> [Ordine di lavoro A]: Riassumi in due frasi l'inchiesta sulla comunità filippina a Roma.
> [Ordine di lavoro B]: Per favore, scrivi il seguito dell'inchiesta sulla comunità filippina a Roma, partendo subito dopo l'ultima frase.

> [Testo fornito]:
==============================

Inchiesta. Benvenuti a Roma-Suk. Oggi con i filippini

26 settembre 2013, Micaela Del Monte
Inchiesta. Benvenuti a Roma-Suk. Oggi con i filippini
 Prosegue la nostra inchiesta sulle etnie presenti sul territorio romano. Oggi approfondiamo l'argomento e trattiamo della comunità filippina. Una delle più "antiche", radicate ed apprezzate. 

FILIPPINI. Secondo le ultime stime, la comunità filippina occupa il terzo posto tra le comunità più numerose in Italia e il secondo posto a Roma con un totale di 29.674 presenze. L'immigrazione filippina in Italia inizia nella prima metà degli anni Settanta in seguito all'entrata in vigore dell'accordo tra Italia e Filippine per l'immissione di collaboratrici familiari.

==============================

> [Dati registrati]:
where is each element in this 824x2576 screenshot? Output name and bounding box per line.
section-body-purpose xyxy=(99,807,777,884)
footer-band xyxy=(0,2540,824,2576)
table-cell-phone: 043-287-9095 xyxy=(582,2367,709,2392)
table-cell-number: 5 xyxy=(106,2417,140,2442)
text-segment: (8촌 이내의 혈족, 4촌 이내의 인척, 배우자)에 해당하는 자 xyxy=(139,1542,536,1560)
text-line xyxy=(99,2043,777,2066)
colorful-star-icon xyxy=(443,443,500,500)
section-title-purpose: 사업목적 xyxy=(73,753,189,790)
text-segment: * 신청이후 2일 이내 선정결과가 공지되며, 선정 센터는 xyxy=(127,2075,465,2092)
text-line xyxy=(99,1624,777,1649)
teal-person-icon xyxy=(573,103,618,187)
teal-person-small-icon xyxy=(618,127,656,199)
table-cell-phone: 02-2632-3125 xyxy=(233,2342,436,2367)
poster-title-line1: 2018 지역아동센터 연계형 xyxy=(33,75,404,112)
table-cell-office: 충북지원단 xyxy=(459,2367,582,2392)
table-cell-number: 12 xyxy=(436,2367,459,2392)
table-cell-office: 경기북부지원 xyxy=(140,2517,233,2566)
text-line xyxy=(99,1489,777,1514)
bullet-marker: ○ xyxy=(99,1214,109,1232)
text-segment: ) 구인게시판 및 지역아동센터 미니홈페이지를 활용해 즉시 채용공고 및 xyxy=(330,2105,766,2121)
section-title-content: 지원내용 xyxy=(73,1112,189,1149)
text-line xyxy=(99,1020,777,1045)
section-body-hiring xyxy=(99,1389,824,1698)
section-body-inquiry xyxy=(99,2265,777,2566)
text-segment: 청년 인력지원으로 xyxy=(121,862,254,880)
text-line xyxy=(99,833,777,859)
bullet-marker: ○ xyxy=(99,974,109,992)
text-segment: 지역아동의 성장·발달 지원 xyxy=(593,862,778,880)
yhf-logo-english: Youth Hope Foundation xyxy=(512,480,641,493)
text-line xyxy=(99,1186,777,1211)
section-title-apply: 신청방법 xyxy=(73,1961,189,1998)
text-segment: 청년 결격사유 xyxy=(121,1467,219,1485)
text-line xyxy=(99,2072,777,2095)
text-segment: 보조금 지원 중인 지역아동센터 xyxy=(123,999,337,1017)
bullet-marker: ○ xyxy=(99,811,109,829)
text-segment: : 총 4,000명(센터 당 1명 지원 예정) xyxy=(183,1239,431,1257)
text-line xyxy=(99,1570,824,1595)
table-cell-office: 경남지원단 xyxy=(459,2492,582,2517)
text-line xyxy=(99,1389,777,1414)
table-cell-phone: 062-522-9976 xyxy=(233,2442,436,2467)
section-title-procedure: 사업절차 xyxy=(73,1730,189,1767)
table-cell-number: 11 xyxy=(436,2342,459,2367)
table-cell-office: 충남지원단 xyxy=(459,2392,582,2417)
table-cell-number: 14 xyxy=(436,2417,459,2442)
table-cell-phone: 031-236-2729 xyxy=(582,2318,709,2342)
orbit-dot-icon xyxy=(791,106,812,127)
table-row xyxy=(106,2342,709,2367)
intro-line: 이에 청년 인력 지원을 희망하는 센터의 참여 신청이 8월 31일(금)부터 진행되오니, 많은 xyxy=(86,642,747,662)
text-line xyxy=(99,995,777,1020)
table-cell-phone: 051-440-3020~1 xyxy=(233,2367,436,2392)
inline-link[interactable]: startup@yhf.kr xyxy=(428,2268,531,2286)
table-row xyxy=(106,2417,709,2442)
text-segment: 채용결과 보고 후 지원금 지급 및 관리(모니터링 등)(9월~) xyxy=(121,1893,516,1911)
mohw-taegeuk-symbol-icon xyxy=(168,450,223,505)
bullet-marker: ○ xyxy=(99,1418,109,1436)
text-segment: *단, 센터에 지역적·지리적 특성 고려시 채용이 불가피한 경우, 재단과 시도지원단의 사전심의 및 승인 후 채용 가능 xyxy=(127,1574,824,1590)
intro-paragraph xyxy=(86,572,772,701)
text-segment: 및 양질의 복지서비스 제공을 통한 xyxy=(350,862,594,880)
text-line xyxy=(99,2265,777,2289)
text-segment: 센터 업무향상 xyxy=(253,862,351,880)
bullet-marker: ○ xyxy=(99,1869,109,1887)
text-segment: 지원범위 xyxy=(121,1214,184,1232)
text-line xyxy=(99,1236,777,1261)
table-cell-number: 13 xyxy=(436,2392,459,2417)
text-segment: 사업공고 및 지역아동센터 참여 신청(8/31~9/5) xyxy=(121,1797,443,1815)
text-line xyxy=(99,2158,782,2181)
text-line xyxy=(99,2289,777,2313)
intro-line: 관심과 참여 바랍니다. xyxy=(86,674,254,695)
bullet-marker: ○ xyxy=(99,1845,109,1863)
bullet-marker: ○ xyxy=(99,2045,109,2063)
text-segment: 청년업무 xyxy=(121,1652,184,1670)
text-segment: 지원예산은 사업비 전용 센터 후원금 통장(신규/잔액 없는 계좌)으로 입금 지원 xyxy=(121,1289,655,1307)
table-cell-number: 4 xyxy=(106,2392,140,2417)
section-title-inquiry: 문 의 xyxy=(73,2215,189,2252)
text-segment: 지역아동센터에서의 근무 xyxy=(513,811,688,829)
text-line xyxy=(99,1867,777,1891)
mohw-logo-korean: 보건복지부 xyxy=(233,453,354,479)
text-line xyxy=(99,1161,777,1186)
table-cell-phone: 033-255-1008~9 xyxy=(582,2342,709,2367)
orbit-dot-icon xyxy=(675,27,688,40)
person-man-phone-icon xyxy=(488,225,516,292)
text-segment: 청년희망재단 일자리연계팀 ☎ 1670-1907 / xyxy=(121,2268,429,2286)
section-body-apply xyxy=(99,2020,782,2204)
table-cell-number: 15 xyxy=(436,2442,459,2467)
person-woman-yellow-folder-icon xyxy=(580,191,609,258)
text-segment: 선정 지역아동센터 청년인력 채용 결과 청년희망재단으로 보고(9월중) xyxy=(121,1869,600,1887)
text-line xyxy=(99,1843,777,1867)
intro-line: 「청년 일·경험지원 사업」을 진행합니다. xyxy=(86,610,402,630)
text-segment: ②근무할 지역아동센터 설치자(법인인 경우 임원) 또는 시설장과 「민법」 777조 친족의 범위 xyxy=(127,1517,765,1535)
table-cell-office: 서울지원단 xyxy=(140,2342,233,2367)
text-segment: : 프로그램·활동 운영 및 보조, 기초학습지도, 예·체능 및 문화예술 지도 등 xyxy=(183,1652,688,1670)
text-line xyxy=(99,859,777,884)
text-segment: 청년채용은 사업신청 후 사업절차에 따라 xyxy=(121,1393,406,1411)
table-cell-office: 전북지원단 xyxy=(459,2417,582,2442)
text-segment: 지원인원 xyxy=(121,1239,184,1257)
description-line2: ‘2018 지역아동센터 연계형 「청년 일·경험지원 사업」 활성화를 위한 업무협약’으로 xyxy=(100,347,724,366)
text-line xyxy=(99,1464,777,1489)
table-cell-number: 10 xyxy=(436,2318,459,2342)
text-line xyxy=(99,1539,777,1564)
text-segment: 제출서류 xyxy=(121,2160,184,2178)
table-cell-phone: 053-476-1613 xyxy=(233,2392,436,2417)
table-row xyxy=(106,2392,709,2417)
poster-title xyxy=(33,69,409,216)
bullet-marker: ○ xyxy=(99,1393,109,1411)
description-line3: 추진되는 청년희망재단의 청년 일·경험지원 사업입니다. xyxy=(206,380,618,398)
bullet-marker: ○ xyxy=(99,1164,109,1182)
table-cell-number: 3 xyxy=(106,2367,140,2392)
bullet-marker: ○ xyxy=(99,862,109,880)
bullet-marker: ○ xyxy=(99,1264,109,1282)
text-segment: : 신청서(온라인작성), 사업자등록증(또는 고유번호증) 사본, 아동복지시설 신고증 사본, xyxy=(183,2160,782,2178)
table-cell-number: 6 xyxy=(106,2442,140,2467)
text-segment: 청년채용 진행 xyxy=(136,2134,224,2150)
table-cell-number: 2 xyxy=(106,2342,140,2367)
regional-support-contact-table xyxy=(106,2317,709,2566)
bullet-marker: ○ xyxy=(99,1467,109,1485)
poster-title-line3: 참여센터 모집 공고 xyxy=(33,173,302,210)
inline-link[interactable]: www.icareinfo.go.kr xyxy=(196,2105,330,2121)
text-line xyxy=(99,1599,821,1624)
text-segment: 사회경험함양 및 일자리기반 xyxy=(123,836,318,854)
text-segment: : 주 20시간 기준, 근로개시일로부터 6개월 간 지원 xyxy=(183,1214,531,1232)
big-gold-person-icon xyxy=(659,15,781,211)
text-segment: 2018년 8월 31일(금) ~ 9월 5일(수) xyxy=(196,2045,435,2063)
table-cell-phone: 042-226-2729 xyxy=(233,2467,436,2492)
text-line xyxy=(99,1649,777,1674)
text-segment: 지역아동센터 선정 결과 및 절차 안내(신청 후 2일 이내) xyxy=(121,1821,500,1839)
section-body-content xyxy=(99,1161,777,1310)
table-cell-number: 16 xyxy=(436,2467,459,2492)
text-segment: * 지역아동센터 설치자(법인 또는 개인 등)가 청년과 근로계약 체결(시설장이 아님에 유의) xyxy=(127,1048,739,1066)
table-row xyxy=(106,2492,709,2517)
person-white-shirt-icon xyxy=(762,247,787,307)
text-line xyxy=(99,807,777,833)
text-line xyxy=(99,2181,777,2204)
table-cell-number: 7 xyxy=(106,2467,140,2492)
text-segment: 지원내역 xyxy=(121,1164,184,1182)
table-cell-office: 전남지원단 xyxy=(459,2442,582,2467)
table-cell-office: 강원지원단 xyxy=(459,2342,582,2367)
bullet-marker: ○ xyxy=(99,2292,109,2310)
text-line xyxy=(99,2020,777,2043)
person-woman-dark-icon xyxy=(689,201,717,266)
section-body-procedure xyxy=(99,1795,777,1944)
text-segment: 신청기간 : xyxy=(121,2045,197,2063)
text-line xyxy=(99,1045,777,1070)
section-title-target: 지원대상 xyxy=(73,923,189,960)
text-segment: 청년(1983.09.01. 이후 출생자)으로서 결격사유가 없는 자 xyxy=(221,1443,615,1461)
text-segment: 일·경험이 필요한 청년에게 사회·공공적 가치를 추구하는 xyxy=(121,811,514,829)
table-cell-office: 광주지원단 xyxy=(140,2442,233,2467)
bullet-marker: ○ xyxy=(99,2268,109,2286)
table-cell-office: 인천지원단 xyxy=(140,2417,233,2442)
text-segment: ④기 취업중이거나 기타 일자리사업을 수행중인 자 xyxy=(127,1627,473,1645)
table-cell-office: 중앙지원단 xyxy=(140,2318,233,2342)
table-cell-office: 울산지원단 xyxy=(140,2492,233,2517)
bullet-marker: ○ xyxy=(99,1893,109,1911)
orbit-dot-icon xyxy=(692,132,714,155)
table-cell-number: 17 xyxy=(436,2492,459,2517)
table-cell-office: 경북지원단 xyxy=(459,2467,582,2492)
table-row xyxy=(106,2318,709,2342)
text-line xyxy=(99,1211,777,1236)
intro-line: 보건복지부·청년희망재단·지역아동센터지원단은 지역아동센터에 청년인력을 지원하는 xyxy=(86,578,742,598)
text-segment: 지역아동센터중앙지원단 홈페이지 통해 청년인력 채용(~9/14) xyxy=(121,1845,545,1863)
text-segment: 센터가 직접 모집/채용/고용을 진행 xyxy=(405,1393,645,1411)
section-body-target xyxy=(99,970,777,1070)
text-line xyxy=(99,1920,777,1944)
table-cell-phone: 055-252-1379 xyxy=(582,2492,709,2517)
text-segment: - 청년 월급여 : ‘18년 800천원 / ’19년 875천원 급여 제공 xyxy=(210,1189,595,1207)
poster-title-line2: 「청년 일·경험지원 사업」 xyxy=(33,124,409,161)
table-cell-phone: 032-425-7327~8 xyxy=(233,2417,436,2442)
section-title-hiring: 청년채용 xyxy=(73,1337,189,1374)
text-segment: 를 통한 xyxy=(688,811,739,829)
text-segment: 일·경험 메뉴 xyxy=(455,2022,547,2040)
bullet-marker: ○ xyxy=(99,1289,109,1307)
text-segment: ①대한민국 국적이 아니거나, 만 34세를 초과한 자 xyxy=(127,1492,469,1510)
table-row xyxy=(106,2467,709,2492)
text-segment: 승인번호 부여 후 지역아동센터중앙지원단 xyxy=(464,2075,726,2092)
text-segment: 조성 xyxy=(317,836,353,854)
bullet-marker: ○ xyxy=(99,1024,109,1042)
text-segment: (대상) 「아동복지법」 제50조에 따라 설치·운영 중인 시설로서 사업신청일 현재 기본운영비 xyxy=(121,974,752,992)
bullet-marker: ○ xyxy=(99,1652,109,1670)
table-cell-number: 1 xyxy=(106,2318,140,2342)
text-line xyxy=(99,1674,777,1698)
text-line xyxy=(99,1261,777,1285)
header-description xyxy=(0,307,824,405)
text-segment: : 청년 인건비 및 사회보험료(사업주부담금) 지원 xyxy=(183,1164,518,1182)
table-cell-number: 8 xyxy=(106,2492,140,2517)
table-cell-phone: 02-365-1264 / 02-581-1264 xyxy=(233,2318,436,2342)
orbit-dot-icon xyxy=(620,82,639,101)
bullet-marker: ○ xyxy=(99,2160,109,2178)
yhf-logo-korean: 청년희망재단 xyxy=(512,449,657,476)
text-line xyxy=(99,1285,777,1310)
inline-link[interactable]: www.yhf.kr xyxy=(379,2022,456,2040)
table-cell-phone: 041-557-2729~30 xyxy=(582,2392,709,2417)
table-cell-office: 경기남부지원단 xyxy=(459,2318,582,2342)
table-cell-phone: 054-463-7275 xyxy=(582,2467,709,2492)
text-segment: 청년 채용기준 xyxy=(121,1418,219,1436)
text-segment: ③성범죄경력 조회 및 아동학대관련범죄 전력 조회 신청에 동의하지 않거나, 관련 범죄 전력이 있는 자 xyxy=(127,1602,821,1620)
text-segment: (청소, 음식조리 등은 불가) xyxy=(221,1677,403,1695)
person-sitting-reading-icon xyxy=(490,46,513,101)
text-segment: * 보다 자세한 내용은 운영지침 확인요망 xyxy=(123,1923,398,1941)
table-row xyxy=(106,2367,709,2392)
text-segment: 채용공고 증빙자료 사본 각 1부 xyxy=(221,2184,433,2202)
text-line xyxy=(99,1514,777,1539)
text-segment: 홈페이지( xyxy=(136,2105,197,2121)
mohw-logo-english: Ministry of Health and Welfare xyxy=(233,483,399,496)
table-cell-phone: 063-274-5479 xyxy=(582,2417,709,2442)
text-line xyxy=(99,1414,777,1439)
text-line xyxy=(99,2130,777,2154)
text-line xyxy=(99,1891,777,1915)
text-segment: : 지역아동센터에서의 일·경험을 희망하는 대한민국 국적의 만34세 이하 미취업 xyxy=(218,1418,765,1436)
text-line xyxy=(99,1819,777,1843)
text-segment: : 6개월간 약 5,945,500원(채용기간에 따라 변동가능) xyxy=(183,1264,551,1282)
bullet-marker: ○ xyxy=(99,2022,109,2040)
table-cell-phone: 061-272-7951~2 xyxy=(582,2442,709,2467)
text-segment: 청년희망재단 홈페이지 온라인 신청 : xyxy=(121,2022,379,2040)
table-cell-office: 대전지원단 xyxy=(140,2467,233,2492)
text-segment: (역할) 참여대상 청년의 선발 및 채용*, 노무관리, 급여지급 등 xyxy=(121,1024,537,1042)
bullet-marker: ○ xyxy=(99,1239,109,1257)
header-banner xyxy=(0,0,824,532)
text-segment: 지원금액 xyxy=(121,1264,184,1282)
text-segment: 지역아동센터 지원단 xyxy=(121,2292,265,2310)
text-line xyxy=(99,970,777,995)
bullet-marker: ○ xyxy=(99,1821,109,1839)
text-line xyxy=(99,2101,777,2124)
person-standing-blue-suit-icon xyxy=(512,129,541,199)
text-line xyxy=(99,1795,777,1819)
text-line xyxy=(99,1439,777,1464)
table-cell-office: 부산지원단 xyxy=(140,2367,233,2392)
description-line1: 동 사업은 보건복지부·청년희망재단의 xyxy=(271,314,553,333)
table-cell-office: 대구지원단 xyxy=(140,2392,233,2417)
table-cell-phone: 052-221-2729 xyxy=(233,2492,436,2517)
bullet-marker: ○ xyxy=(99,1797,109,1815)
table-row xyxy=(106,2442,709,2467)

==============================

> [Risultato A]: La comunità filippina, una delle più antiche, radicate e apprezzate, è la terza più numerosa in Italia e la seconda a Roma, con 29.674 presenze. La sua immigrazione in Italia comincia nella prima metà degli anni Settanta, dopo l'entrata in vigore dell'accordo tra Italia e Filippine per l'immissione di collaboratrici familiari.

> [Risultato B]:
Non a caso le prime filippine arrivate in quegli anni avevano poche possibilità di scegliere il lavoro e la loro vita era molto circoscritta: lavoravano come colf a tempo e pieno e vivevano nelle case dove lavoravano frequentando solo supermercati e i parchi dove portavano i bambini a cui badavano. Ma con il passare degli anni (anni '80) l'immigrazione filippina è aumentata e, molti di quelli arrivati per turismo, sono rimasti a lavorare. Così è cambiato il loro modo di vivere. E se prima la comunità filippina era composta al 95% da donne, con la legge Martelli del 1990 che permetteva il raggiungimento familiare la popolazione filippina maschile è cominciata ad aumentare raggiungendo il 30% permettendo alla comunità di crescere e di avere nuovi svaghi.

Durante il giorno di riposo hanno cominciato ad uscire per incontrare i propri connazionali, i parchi non erano più solo luoghi di lavoro ma anche di svago, così come le chiese che sono diventati posti di aggregazione e ritrovo. Così è aumentato anche il numero dei bambini nati o giunti in Italia attraverso l'istituto di ricongiungimento familiare e soprattutto il numero dei nuclei familiari. Questo ha cambiato le esigenze degli immigrati filippini come ad esempio quella di vivere in un luogo diverso da quello di lavoro o come l'istituzione di centri diurni dove lasciare i bambini mentre gli adulti lavoravano.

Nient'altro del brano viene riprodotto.